> **Entries**:
════════

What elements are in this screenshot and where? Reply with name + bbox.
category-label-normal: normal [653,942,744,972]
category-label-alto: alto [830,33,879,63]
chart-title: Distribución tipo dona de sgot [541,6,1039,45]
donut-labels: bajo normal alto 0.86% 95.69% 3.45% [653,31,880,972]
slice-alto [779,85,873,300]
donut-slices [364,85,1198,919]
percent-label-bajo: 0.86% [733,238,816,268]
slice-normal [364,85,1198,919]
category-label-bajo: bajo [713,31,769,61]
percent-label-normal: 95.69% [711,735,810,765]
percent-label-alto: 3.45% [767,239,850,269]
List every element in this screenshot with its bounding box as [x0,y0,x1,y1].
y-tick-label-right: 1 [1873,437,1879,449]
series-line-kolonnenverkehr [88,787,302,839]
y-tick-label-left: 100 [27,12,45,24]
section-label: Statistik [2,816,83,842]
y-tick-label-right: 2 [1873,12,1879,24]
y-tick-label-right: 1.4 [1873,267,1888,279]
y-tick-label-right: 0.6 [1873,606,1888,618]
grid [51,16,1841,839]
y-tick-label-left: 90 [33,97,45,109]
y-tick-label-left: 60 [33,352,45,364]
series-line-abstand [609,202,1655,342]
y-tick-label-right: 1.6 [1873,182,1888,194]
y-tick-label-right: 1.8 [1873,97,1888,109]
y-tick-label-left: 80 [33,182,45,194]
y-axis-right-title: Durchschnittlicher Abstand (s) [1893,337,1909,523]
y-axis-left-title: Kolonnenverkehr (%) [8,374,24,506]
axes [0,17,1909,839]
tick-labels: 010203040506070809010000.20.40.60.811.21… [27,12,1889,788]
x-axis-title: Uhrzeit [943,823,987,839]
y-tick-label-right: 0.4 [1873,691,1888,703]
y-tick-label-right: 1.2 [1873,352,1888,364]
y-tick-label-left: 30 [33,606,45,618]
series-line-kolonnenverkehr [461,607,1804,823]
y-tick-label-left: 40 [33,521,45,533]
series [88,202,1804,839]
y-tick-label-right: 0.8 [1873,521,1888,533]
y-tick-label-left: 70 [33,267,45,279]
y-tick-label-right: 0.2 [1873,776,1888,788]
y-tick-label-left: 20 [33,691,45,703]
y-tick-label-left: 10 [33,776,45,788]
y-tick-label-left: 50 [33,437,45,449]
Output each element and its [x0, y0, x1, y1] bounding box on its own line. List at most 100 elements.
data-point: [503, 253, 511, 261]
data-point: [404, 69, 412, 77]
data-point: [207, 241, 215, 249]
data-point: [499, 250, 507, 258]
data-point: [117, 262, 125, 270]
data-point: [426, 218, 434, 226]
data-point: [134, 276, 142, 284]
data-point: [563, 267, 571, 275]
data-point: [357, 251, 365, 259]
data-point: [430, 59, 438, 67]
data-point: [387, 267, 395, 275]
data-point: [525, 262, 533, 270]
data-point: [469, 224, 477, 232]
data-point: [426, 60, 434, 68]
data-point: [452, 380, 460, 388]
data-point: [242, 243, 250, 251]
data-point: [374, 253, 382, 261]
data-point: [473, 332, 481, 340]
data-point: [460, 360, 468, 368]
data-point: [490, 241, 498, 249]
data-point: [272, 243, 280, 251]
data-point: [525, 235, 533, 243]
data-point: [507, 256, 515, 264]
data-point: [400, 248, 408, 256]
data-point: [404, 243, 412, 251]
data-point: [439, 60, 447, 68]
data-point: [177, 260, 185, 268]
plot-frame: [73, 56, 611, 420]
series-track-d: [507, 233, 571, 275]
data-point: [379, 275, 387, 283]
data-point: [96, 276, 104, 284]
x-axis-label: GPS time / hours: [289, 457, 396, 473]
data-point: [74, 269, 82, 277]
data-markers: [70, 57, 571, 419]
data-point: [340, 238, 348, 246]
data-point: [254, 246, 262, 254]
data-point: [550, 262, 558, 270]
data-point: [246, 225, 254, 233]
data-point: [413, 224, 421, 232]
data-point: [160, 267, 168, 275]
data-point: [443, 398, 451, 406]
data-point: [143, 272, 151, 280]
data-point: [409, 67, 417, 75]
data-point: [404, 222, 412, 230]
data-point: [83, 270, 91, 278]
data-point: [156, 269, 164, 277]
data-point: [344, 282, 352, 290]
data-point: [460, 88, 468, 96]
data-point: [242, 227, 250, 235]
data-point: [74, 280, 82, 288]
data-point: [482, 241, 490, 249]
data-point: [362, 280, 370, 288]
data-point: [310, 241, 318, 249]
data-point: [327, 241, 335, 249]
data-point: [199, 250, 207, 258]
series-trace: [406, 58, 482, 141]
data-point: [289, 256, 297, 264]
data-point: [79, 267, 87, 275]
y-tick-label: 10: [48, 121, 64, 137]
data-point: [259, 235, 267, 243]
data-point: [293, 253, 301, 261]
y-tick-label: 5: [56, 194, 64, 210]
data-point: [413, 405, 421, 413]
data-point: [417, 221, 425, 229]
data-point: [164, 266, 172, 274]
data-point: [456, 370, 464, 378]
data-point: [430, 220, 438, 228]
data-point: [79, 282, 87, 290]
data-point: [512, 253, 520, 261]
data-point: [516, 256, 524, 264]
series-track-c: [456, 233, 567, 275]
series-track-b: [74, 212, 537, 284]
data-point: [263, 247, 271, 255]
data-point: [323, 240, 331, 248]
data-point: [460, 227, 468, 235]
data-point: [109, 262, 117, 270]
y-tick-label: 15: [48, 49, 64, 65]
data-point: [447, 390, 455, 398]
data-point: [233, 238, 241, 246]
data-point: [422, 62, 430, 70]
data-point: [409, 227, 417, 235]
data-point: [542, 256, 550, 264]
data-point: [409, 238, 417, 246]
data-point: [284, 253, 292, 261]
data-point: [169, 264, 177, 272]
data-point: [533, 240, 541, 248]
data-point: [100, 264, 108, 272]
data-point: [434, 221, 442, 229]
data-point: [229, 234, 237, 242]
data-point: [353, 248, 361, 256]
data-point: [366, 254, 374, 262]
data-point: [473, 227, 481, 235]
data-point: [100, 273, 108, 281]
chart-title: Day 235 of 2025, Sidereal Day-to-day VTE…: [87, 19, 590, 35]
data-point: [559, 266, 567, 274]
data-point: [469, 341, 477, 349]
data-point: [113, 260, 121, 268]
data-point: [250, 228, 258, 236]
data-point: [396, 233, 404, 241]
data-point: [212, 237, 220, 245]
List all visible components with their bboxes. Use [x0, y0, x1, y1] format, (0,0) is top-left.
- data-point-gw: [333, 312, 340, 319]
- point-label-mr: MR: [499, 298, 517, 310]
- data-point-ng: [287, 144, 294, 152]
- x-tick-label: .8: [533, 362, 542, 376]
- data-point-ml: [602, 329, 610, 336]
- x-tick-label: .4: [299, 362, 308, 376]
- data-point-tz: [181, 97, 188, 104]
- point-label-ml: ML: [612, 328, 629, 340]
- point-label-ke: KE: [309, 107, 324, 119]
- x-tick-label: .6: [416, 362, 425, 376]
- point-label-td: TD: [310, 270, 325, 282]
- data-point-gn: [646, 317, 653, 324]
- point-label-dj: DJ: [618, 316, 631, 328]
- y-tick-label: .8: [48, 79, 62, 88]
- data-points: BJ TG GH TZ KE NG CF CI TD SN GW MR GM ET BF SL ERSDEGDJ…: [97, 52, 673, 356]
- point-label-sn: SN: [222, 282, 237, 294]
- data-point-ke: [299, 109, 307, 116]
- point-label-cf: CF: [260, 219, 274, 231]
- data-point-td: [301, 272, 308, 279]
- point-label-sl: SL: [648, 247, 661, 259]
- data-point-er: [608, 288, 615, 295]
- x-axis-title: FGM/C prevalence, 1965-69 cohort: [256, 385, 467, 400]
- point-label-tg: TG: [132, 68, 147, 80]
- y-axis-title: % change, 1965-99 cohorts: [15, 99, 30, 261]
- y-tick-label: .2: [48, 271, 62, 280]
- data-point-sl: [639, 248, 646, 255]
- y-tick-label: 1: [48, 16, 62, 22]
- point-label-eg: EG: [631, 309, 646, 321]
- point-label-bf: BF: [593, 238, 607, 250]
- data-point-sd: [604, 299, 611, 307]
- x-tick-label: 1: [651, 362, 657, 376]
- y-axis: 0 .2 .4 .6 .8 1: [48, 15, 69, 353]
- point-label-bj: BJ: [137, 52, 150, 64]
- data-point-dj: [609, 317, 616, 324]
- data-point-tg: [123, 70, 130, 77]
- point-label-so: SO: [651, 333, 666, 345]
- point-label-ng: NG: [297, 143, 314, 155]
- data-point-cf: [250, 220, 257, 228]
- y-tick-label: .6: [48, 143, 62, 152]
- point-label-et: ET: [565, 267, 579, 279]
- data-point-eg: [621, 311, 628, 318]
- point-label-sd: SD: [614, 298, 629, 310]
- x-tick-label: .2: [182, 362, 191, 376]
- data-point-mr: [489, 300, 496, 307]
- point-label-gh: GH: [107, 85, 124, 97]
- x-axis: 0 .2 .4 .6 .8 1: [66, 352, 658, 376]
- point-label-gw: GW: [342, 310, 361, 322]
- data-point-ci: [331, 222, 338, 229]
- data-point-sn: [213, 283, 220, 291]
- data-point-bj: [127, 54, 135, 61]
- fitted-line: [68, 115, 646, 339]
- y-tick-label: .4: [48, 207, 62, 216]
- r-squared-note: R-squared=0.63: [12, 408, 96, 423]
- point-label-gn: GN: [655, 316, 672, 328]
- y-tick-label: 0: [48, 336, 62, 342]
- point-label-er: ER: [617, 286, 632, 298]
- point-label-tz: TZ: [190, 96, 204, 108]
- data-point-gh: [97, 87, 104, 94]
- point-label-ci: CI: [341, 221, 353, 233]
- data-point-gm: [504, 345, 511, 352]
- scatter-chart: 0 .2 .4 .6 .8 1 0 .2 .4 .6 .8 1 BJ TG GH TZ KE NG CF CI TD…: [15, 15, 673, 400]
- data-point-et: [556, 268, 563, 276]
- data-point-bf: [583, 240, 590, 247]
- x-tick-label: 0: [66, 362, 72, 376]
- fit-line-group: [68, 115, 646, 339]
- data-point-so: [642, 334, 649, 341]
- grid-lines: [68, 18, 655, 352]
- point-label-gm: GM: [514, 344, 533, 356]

════════

> **Your goal**:
Render the listing from its first line through the line containing "x-axis-title: Uhrzeit [943,823,987,839]", both included, as a Markdown table with the columns Row and Line, numbering each line and leaving out blank lines.

> **Task solution**:
| Row | Line |
|---|---|
| 1 | What elements are in this screenshot and where? Reply with name + bbox. |
| 2 | category-label-normal: normal [653,942,744,972] |
| 3 | category-label-alto: alto [830,33,879,63] |
| 4 | chart-title: Distribución tipo dona de sgot [541,6,1039,45] |
| 5 | donut-labels: bajo normal alto 0.86% 95.69% 3.45% [653,31,880,972] |
| 6 | slice-alto [779,85,873,300] |
| 7 | donut-slices [364,85,1198,919] |
| 8 | percent-label-bajo: 0.86% [733,238,816,268] |
| 9 | slice-normal [364,85,1198,919] |
| 10 | category-label-bajo: bajo [713,31,769,61] |
| 11 | percent-label-normal: 95.69% [711,735,810,765] |
| 12 | percent-label-alto: 3.45% [767,239,850,269] |
| 13 | List every element in this screenshot with its bounding box as [x0,y0,x1,y1]. |
| 14 | y-tick-label-right: 1 [1873,437,1879,449] |
| 15 | series-line-kolonnenverkehr [88,787,302,839] |
| 16 | y-tick-label-left: 100 [27,12,45,24] |
| 17 | section-label: Statistik [2,816,83,842] |
| 18 | y-tick-label-right: 2 [1873,12,1879,24] |
| 19 | y-tick-label-right: 1.4 [1873,267,1888,279] |
| 20 | y-tick-label-right: 0.6 [1873,606,1888,618] |
| 21 | grid [51,16,1841,839] |
| 22 | y-tick-label-left: 90 [33,97,45,109] |
| 23 | y-tick-label-left: 60 [33,352,45,364] |
| 24 | series-line-abstand [609,202,1655,342] |
| 25 | y-tick-label-right: 1.6 [1873,182,1888,194] |
| 26 | y-tick-label-right: 1.8 [1873,97,1888,109] |
| 27 | y-tick-label-left: 80 [33,182,45,194] |
| 28 | y-axis-right-title: Durchschnittlicher Abstand (s) [1893,337,1909,523] |
| 29 | y-axis-left-title: Kolonnenverkehr (%) [8,374,24,506] |
| 30 | axes [0,17,1909,839] |
| 31 | tick-labels: 010203040506070809010000.20.40.60.811.21… [27,12,1889,788] |
| 32 | x-axis-title: Uhrzeit [943,823,987,839] |